Exercise directions → Each record below is to be reproduced without any change.

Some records

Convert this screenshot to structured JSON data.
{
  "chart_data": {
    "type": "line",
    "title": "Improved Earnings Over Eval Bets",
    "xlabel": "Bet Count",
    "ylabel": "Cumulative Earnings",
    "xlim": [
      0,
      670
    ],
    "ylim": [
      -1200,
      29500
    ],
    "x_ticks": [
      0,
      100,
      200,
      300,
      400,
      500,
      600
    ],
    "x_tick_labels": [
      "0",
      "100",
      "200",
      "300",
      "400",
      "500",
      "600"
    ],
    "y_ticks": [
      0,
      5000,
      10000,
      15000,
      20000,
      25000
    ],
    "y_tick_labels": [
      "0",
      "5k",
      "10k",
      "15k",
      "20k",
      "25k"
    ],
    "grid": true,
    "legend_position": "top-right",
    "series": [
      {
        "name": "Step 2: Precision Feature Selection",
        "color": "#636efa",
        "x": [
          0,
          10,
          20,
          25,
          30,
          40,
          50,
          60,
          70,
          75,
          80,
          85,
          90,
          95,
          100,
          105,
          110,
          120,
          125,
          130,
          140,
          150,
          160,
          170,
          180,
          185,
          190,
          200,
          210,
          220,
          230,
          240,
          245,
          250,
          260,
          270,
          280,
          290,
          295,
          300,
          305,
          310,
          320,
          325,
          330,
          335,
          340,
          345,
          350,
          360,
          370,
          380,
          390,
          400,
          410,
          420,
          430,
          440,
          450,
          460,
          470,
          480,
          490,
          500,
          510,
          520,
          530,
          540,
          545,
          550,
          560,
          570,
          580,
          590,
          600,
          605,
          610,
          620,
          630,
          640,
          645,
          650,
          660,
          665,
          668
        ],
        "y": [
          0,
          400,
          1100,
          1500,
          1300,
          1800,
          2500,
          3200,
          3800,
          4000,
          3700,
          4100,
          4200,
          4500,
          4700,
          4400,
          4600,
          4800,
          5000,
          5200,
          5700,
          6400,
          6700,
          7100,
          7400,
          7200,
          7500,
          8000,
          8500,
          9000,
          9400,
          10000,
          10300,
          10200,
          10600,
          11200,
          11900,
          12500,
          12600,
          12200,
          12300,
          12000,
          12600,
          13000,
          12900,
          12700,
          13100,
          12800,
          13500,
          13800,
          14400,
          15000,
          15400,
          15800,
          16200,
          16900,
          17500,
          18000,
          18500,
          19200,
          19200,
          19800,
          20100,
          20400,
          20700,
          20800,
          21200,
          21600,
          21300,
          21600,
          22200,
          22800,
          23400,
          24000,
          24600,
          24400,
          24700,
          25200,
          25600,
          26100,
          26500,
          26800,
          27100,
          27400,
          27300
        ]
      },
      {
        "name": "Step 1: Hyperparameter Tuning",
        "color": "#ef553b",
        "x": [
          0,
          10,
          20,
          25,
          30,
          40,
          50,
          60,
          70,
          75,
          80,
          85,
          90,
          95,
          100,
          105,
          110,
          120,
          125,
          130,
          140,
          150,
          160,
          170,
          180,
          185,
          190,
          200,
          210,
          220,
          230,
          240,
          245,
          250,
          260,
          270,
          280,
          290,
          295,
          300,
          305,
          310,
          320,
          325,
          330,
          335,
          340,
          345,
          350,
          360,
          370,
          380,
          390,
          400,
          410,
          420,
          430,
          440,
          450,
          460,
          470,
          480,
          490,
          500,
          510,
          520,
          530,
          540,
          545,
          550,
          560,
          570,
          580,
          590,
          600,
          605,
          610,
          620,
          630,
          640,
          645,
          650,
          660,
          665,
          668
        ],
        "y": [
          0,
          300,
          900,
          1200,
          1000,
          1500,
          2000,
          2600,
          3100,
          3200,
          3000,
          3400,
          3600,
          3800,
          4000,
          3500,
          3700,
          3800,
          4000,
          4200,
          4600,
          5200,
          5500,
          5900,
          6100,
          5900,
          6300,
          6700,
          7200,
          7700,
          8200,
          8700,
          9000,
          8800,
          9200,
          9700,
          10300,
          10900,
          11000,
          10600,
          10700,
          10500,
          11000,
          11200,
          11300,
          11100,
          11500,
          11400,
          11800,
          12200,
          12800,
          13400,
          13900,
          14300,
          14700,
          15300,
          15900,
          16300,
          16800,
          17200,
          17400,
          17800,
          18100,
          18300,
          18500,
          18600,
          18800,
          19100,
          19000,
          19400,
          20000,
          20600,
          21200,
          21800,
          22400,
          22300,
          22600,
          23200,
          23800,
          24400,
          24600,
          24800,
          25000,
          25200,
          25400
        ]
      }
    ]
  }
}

Correct output →
Convert this screenshot to structured JSON data.
{
  "chart_data": {
    "type": "line",
    "title": "Improved Earnings Over Eval Bets",
    "xlabel": "Bet Count",
    "ylabel": "Cumulative Earnings",
    "xlim": [
      0,
      670
    ],
    "ylim": [
      -1200,
      29500
    ],
    "x_ticks": [
      0,
      100,
      200,
      300,
      400,
      500,
      600
    ],
    "x_tick_labels": [
      "0",
      "100",
      "200",
      "300",
      "400",
      "500",
      "600"
    ],
    "y_ticks": [
      0,
      5000,
      10000,
      15000,
      20000,
      25000
    ],
    "y_tick_labels": [
      "0",
      "5k",
      "10k",
      "15k",
      "20k",
      "25k"
    ],
    "grid": true,
    "legend_position": "top-right",
    "series": [
      {
        "name": "Step 2: Precision Feature Selection",
        "color": "#636efa",
        "x": [
          0,
          10,
          20,
          25,
          30,
          40,
          50,
          60,
          70,
          75,
          80,
          85,
          90,
          95,
          100,
          105,
          110,
          120,
          125,
          130,
          140,
          150,
          160,
          170,
          180,
          185,
          190,
          200,
          210,
          220,
          230,
          240,
          245,
          250,
          260,
          270,
          280,
          290,
          295,
          300,
          305,
          310,
          320,
          325,
          330,
          335,
          340,
          345,
          350,
          360,
          370,
          380,
          390,
          400,
          410,
          420,
          430,
          440,
          450,
          460,
          470,
          480,
          490,
          500,
          510,
          520,
          530,
          540,
          545,
          550,
          560,
          570,
          580,
          590,
          600,
          605,
          610,
          620,
          630,
          640,
          645,
          650,
          660,
          665,
          668
        ],
        "y": [
          0,
          400,
          1100,
          1500,
          1300,
          1800,
          2500,
          3200,
          3800,
          4000,
          3700,
          4100,
          4200,
          4500,
          4700,
          4400,
          4600,
          4800,
          5000,
          5200,
          5700,
          6400,
          6700,
          7100,
          7400,
          7200,
          7500,
          8000,
          8500,
          9000,
          9400,
          10000,
          10300,
          10200,
          10600,
          11200,
          11900,
          12500,
          12600,
          12200,
          12300,
          12000,
          12600,
          13000,
          12900,
          12700,
          13100,
          12800,
          13500,
          13800,
          14400,
          15000,
          15400,
          15800,
          16200,
          16900,
          17500,
          18000,
          18500,
          19200,
          19200,
          19800,
          20100,
          20400,
          20700,
          20800,
          21200,
          21600,
          21300,
          21600,
          22200,
          22800,
          23400,
          24000,
          24600,
          24400,
          24700,
          25200,
          25600,
          26100,
          26500,
          26800,
          27100,
          27400,
          27300
        ]
      },
      {
        "name": "Step 1: Hyperparameter Tuning",
        "color": "#ef553b",
        "x": [
          0,
          10,
          20,
          25,
          30,
          40,
          50,
          60,
          70,
          75,
          80,
          85,
          90,
          95,
          100,
          105,
          110,
          120,
          125,
          130,
          140,
          150,
          160,
          170,
          180,
          185,
          190,
          200,
          210,
          220,
          230,
          240,
          245,
          250,
          260,
          270,
          280,
          290,
          295,
          300,
          305,
          310,
          320,
          325,
          330,
          335,
          340,
          345,
          350,
          360,
          370,
          380,
          390,
          400,
          410,
          420,
          430,
          440,
          450,
          460,
          470,
          480,
          490,
          500,
          510,
          520,
          530,
          540,
          545,
          550,
          560,
          570,
          580,
          590,
          600,
          605,
          610,
          620,
          630,
          640,
          645,
          650,
          660,
          665,
          668
        ],
        "y": [
          0,
          300,
          900,
          1200,
          1000,
          1500,
          2000,
          2600,
          3100,
          3200,
          3000,
          3400,
          3600,
          3800,
          4000,
          3500,
          3700,
          3800,
          4000,
          4200,
          4600,
          5200,
          5500,
          5900,
          6100,
          5900,
          6300,
          6700,
          7200,
          7700,
          8200,
          8700,
          9000,
          8800,
          9200,
          9700,
          10300,
          10900,
          11000,
          10600,
          10700,
          10500,
          11000,
          11200,
          11300,
          11100,
          11500,
          11400,
          11800,
          12200,
          12800,
          13400,
          13900,
          14300,
          14700,
          15300,
          15900,
          16300,
          16800,
          17200,
          17400,
          17800,
          18100,
          18300,
          18500,
          18600,
          18800,
          19100,
          19000,
          19400,
          20000,
          20600,
          21200,
          21800,
          22400,
          22300,
          22600,
          23200,
          23800,
          24400,
          24600,
          24800,
          25000,
          25200,
          25400
        ]
      }
    ]
  }
}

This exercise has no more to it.